▶ [Challenge]: In the records below, locate the line containing "What data populates", then output that line and all later lines exactly, through the last one.

Data excerpts:
**********

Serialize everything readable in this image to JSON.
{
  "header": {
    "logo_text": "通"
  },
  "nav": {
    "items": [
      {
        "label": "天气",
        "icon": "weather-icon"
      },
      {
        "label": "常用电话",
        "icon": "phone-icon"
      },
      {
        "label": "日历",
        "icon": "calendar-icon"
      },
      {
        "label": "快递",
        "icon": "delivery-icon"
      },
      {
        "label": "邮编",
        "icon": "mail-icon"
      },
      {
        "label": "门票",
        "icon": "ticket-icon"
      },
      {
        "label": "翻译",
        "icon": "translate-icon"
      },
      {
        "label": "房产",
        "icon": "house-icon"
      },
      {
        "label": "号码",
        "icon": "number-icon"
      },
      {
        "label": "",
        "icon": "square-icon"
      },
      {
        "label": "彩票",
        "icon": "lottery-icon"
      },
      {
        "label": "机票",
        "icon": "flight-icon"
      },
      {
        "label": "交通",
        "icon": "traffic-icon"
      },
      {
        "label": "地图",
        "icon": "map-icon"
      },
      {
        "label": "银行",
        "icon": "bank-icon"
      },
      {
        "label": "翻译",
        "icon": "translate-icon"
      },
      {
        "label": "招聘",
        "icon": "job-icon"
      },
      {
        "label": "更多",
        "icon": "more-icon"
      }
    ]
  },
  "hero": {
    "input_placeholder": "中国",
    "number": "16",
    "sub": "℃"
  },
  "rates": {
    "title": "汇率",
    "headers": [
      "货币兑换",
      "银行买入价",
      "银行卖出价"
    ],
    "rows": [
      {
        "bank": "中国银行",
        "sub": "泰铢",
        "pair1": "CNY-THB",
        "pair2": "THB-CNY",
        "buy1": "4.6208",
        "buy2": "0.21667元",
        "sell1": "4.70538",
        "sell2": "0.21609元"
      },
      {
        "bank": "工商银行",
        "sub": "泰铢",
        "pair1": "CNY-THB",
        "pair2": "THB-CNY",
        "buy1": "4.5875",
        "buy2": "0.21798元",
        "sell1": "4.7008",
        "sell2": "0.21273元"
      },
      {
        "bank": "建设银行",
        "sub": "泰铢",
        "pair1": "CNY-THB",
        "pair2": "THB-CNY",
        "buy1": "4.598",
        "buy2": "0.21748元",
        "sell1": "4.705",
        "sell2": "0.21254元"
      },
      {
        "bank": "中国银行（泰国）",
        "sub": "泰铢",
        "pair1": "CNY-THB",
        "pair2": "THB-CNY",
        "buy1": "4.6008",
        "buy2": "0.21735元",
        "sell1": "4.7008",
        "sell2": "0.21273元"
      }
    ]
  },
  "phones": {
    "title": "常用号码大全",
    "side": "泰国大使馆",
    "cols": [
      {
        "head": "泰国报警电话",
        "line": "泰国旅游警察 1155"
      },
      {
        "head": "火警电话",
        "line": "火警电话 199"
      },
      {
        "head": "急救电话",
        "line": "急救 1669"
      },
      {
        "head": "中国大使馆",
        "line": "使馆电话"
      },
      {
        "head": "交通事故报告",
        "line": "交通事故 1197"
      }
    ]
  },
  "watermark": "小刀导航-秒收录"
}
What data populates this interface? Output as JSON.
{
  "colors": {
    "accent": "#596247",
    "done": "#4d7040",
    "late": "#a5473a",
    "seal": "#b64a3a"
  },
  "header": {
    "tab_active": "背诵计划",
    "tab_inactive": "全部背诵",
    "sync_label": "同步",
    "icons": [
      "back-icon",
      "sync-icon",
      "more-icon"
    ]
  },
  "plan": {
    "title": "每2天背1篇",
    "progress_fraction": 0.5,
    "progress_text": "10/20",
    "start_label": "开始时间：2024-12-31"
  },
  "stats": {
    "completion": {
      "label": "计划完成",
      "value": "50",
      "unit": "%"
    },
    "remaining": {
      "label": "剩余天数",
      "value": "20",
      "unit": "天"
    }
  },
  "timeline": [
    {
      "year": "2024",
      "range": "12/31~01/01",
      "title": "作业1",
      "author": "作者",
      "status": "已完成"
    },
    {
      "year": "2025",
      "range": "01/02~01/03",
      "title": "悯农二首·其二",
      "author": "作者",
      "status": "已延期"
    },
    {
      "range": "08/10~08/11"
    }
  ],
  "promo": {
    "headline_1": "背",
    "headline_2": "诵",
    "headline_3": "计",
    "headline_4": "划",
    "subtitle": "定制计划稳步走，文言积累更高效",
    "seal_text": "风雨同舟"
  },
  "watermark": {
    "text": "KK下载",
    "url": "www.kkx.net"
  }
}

**********

▶ [Problem solution]:
What data populates this interface? Output as JSON.
{
  "colors": {
    "accent": "#596247",
    "done": "#4d7040",
    "late": "#a5473a",
    "seal": "#b64a3a"
  },
  "header": {
    "tab_active": "背诵计划",
    "tab_inactive": "全部背诵",
    "sync_label": "同步",
    "icons": [
      "back-icon",
      "sync-icon",
      "more-icon"
    ]
  },
  "plan": {
    "title": "每2天背1篇",
    "progress_fraction": 0.5,
    "progress_text": "10/20",
    "start_label": "开始时间：2024-12-31"
  },
  "stats": {
    "completion": {
      "label": "计划完成",
      "value": "50",
      "unit": "%"
    },
    "remaining": {
      "label": "剩余天数",
      "value": "20",
      "unit": "天"
    }
  },
  "timeline": [
    {
      "year": "2024",
      "range": "12/31~01/01",
      "title": "作业1",
      "author": "作者",
      "status": "已完成"
    },
    {
      "year": "2025",
      "range": "01/02~01/03",
      "title": "悯农二首·其二",
      "author": "作者",
      "status": "已延期"
    },
    {
      "range": "08/10~08/11"
    }
  ],
  "promo": {
    "headline_1": "背",
    "headline_2": "诵",
    "headline_3": "计",
    "headline_4": "划",
    "subtitle": "定制计划稳步走，文言积累更高效",
    "seal_text": "风雨同舟"
  },
  "watermark": {
    "text": "KK下载",
    "url": "www.kkx.net"
  }
}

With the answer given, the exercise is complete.